§ **Task directions**: Quote each line of the material verbatim, without the pictures.
## BEGIN Recorded data
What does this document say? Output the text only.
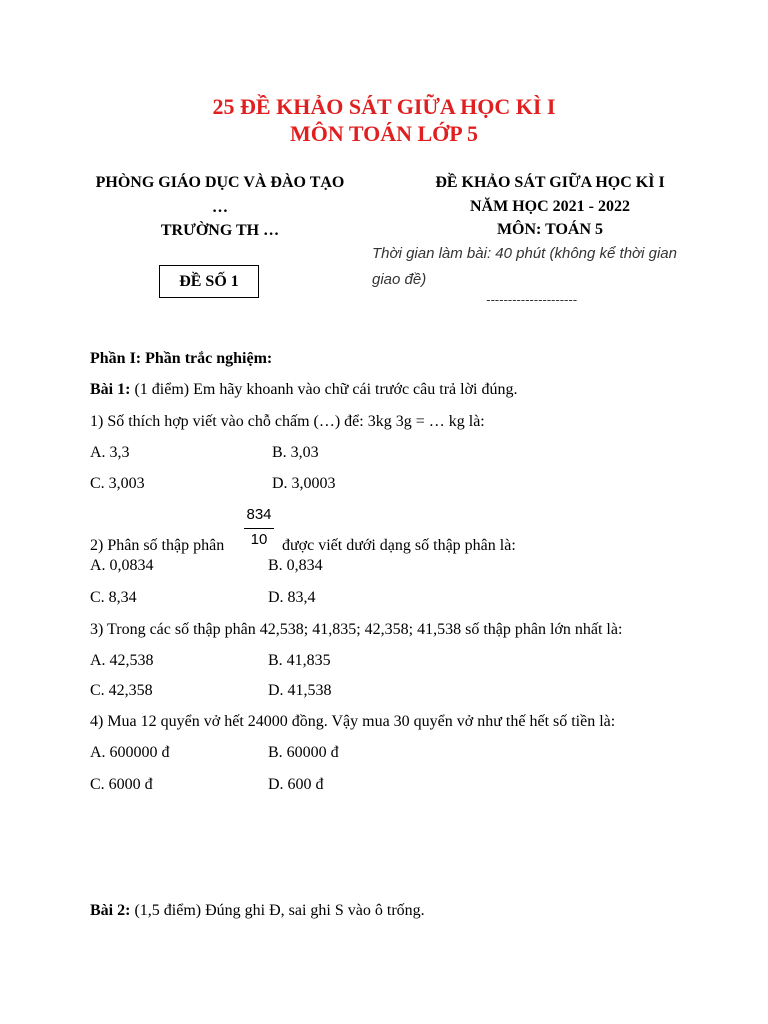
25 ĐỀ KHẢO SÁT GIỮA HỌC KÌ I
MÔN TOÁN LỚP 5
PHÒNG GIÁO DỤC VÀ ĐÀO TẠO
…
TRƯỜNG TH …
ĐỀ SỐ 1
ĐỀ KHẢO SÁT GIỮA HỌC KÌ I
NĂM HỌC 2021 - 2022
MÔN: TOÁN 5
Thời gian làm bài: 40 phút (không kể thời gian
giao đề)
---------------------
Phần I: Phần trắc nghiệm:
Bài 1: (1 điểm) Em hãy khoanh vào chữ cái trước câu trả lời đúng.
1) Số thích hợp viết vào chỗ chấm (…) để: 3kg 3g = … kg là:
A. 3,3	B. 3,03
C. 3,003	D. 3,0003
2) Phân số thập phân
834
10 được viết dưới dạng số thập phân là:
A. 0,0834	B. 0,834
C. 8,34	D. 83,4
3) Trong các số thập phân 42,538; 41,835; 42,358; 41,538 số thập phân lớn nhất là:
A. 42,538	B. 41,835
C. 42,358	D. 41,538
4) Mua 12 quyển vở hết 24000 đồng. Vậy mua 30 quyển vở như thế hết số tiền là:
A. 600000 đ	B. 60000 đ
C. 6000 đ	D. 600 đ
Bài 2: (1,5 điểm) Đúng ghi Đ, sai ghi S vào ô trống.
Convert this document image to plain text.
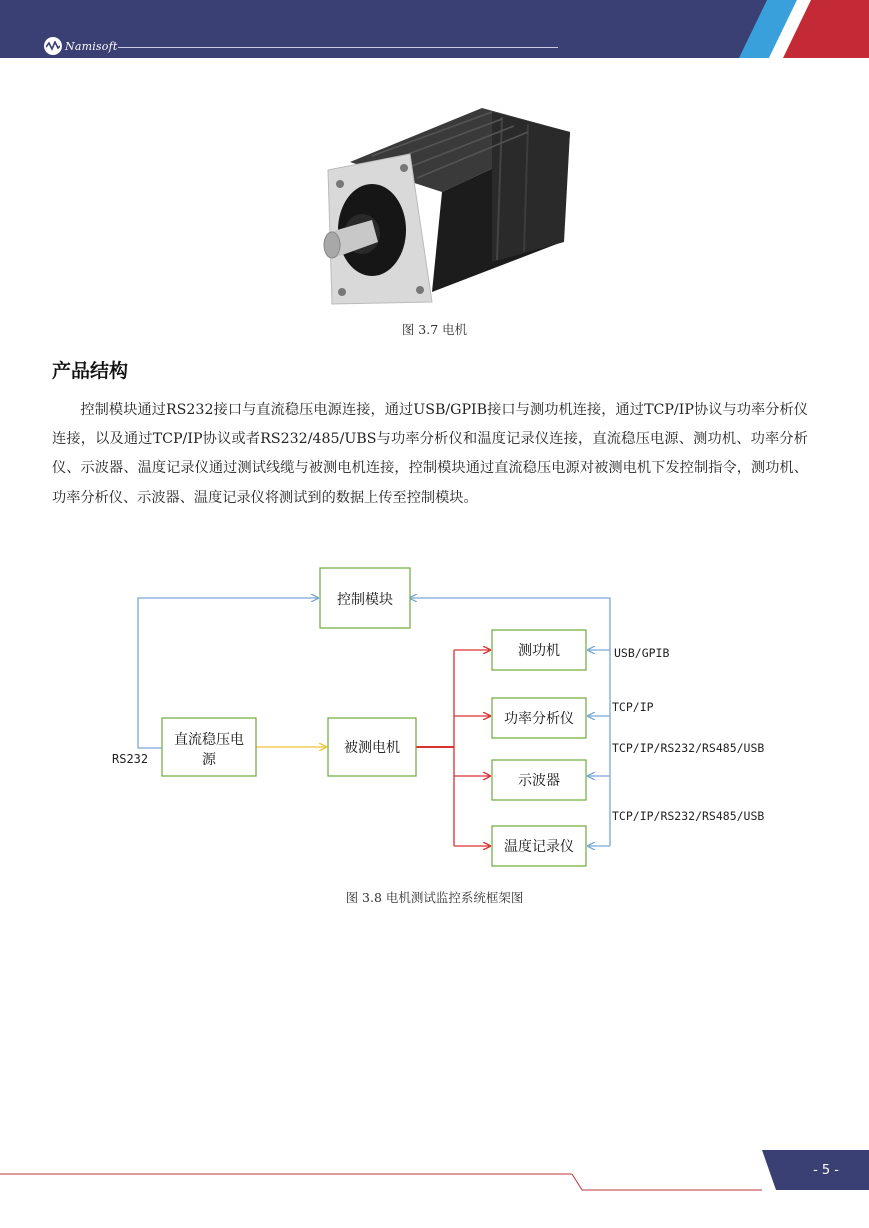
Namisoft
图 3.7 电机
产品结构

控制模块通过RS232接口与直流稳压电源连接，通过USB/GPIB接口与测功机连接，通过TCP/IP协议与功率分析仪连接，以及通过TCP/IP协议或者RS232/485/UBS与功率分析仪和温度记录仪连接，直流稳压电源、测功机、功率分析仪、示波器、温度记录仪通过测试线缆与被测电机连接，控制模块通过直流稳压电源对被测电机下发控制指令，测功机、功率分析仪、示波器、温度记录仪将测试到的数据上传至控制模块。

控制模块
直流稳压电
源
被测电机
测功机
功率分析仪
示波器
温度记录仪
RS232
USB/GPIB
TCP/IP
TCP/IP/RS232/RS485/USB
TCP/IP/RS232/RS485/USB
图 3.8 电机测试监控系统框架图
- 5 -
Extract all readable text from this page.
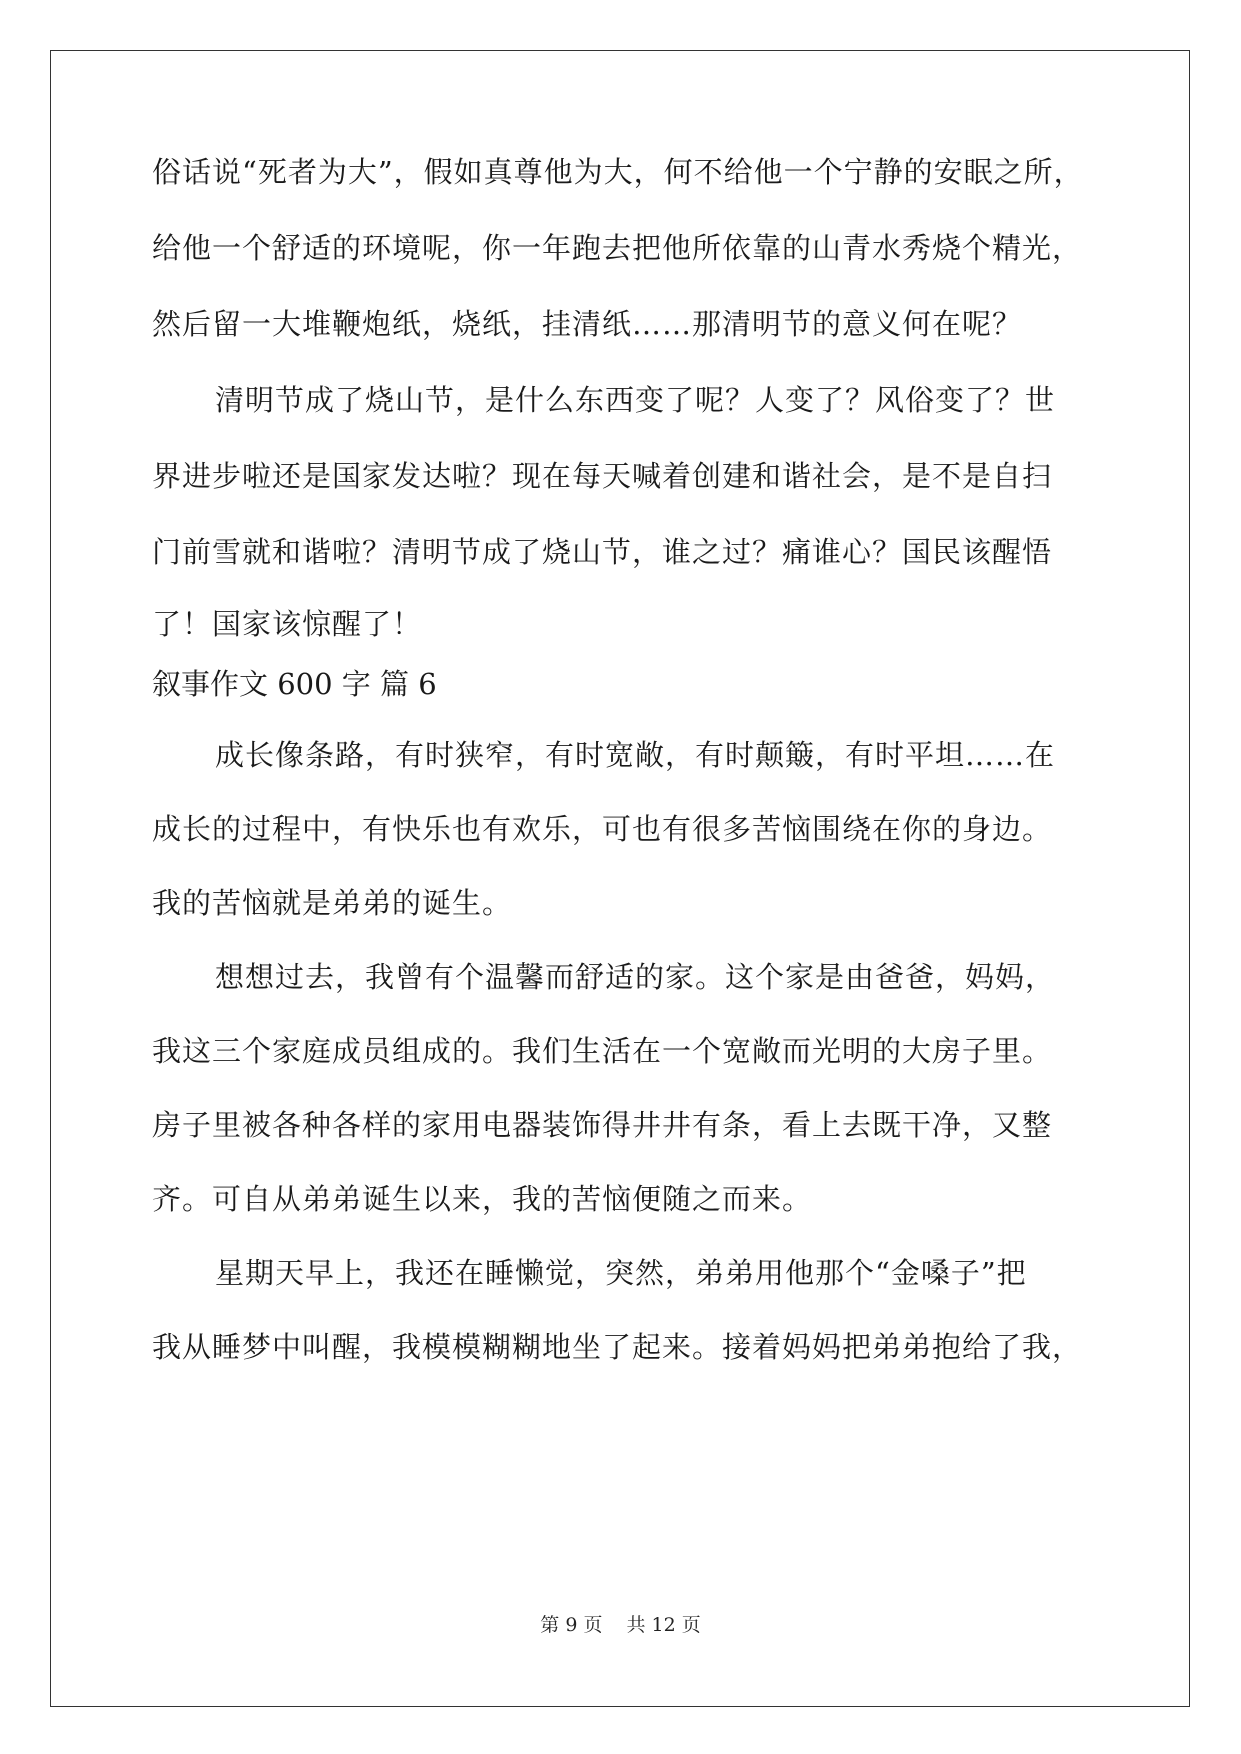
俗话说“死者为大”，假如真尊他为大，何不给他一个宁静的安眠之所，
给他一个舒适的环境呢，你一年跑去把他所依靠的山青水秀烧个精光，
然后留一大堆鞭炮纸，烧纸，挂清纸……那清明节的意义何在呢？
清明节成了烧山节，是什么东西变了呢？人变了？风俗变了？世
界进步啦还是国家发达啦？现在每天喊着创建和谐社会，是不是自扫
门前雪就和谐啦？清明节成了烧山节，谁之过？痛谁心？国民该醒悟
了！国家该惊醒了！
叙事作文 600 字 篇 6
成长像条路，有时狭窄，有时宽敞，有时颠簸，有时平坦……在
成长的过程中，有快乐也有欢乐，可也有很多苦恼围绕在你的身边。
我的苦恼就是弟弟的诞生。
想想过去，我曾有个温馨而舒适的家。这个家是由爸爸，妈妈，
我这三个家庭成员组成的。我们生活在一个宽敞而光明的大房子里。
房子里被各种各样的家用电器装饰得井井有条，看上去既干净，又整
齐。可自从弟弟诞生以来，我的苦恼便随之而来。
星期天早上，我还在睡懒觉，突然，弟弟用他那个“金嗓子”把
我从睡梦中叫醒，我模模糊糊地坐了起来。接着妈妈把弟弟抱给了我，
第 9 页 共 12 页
## END Recorded data
§ **Exercise answer**:
What does this document say? Output the text only.
25 ĐỀ KHẢO SÁT GIỮA HỌC KÌ I
MÔN TOÁN LỚP 5
PHÒNG GIÁO DỤC VÀ ĐÀO TẠO
…
TRƯỜNG TH …
ĐỀ SỐ 1
ĐỀ KHẢO SÁT GIỮA HỌC KÌ I
NĂM HỌC 2021 - 2022
MÔN: TOÁN 5
Thời gian làm bài: 40 phút (không kể thời gian
giao đề)
---------------------
Phần I: Phần trắc nghiệm:
Bài 1: (1 điểm) Em hãy khoanh vào chữ cái trước câu trả lời đúng.
1) Số thích hợp viết vào chỗ chấm (…) để: 3kg 3g = … kg là:
A. 3,3	B. 3,03
C. 3,003	D. 3,0003
2) Phân số thập phân
834
10 được viết dưới dạng số thập phân là:
A. 0,0834	B. 0,834
C. 8,34	D. 83,4
3) Trong các số thập phân 42,538; 41,835; 42,358; 41,538 số thập phân lớn nhất là:
A. 42,538	B. 41,835
C. 42,358	D. 41,538
4) Mua 12 quyển vở hết 24000 đồng. Vậy mua 30 quyển vở như thế hết số tiền là:
A. 600000 đ	B. 60000 đ
C. 6000 đ	D. 600 đ
Bài 2: (1,5 điểm) Đúng ghi Đ, sai ghi S vào ô trống.
Convert this document image to plain text.
Namisoft
图 3.7 电机
产品结构

控制模块通过RS232接口与直流稳压电源连接，通过USB/GPIB接口与测功机连接，通过TCP/IP协议与功率分析仪连接，以及通过TCP/IP协议或者RS232/485/UBS与功率分析仪和温度记录仪连接，直流稳压电源、测功机、功率分析仪、示波器、温度记录仪通过测试线缆与被测电机连接，控制模块通过直流稳压电源对被测电机下发控制指令，测功机、功率分析仪、示波器、温度记录仪将测试到的数据上传至控制模块。

控制模块
直流稳压电
源
被测电机
测功机
功率分析仪
示波器
温度记录仪
RS232
USB/GPIB
TCP/IP
TCP/IP/RS232/RS485/USB
TCP/IP/RS232/RS485/USB
图 3.8 电机测试监控系统框架图
- 5 -
Extract all readable text from this page.
俗话说“死者为大”，假如真尊他为大，何不给他一个宁静的安眠之所，
给他一个舒适的环境呢，你一年跑去把他所依靠的山青水秀烧个精光，
然后留一大堆鞭炮纸，烧纸，挂清纸……那清明节的意义何在呢？
清明节成了烧山节，是什么东西变了呢？人变了？风俗变了？世
界进步啦还是国家发达啦？现在每天喊着创建和谐社会，是不是自扫
门前雪就和谐啦？清明节成了烧山节，谁之过？痛谁心？国民该醒悟
了！国家该惊醒了！
叙事作文 600 字 篇 6
成长像条路，有时狭窄，有时宽敞，有时颠簸，有时平坦……在
成长的过程中，有快乐也有欢乐，可也有很多苦恼围绕在你的身边。
我的苦恼就是弟弟的诞生。
想想过去，我曾有个温馨而舒适的家。这个家是由爸爸，妈妈，
我这三个家庭成员组成的。我们生活在一个宽敞而光明的大房子里。
房子里被各种各样的家用电器装饰得井井有条，看上去既干净，又整
齐。可自从弟弟诞生以来，我的苦恼便随之而来。
星期天早上，我还在睡懒觉，突然，弟弟用他那个“金嗓子”把
我从睡梦中叫醒，我模模糊糊地坐了起来。接着妈妈把弟弟抱给了我，
第 9 页 共 12 页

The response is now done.